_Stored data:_
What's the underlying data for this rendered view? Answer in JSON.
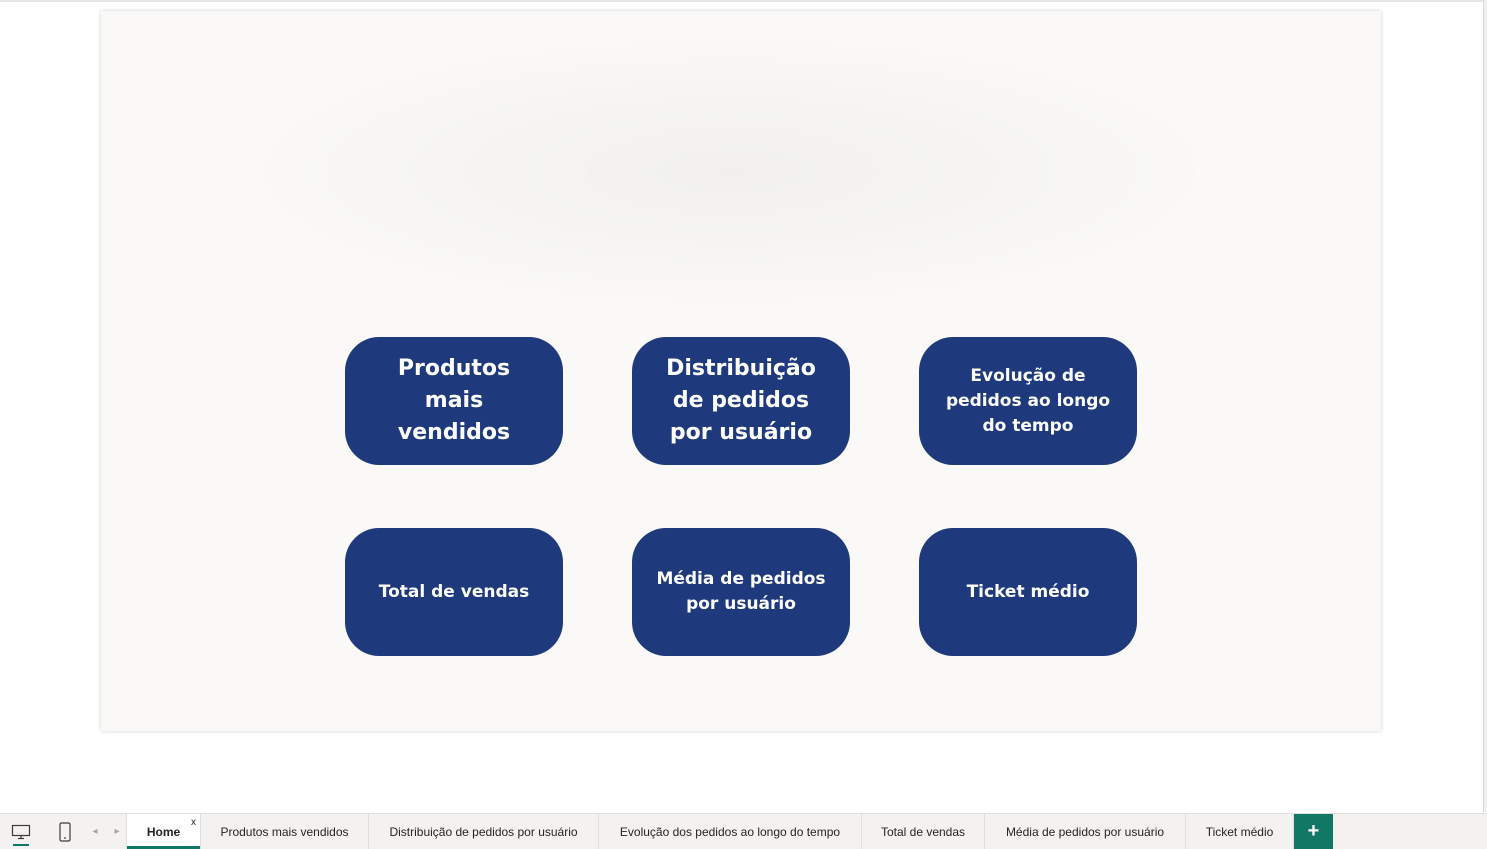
{
  "buttons": [
    {
      "lines": [
        "Produtos",
        "mais",
        "vendidos"
      ]
    },
    {
      "lines": [
        "Distribuição",
        "de pedidos",
        "por usuário"
      ]
    },
    {
      "lines": [
        "Evolução de",
        "pedidos ao longo",
        "do tempo"
      ]
    },
    {
      "lines": [
        "Total de vendas"
      ]
    },
    {
      "lines": [
        "Média de pedidos",
        "por usuário"
      ]
    },
    {
      "lines": [
        "Ticket médio"
      ]
    }
  ],
  "tabs": [
    {
      "label": "Home",
      "close": "x"
    },
    {
      "label": "Produtos mais vendidos"
    },
    {
      "label": "Distribuição de pedidos por usuário"
    },
    {
      "label": "Evolução dos pedidos ao longo do tempo"
    },
    {
      "label": "Total de vendas"
    },
    {
      "label": "Média de pedidos por usuário"
    },
    {
      "label": "Ticket médio"
    }
  ],
  "add_tab_label": "+",
  "arrows": {
    "left": "◂",
    "right": "▸"
  },
  "icons": {
    "desktop": "desktop-view-icon",
    "phone": "phone-view-icon"
  },
  "colors": {
    "button_bg": "#1f3a7c",
    "accent": "#117865",
    "canvas_bg": "#faf9f7"
  }
}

_THE PROBLEM:_
Retype the whole listing exactly and leave the pictures out.

_SOLUTION TO THIS EXERCISE:_
What's the underlying data for this rendered view? Answer in JSON.
{
  "buttons": [
    {
      "lines": [
        "Produtos",
        "mais",
        "vendidos"
      ]
    },
    {
      "lines": [
        "Distribuição",
        "de pedidos",
        "por usuário"
      ]
    },
    {
      "lines": [
        "Evolução de",
        "pedidos ao longo",
        "do tempo"
      ]
    },
    {
      "lines": [
        "Total de vendas"
      ]
    },
    {
      "lines": [
        "Média de pedidos",
        "por usuário"
      ]
    },
    {
      "lines": [
        "Ticket médio"
      ]
    }
  ],
  "tabs": [
    {
      "label": "Home",
      "close": "x"
    },
    {
      "label": "Produtos mais vendidos"
    },
    {
      "label": "Distribuição de pedidos por usuário"
    },
    {
      "label": "Evolução dos pedidos ao longo do tempo"
    },
    {
      "label": "Total de vendas"
    },
    {
      "label": "Média de pedidos por usuário"
    },
    {
      "label": "Ticket médio"
    }
  ],
  "add_tab_label": "+",
  "arrows": {
    "left": "◂",
    "right": "▸"
  },
  "icons": {
    "desktop": "desktop-view-icon",
    "phone": "phone-view-icon"
  },
  "colors": {
    "button_bg": "#1f3a7c",
    "accent": "#117865",
    "canvas_bg": "#faf9f7"
  }
}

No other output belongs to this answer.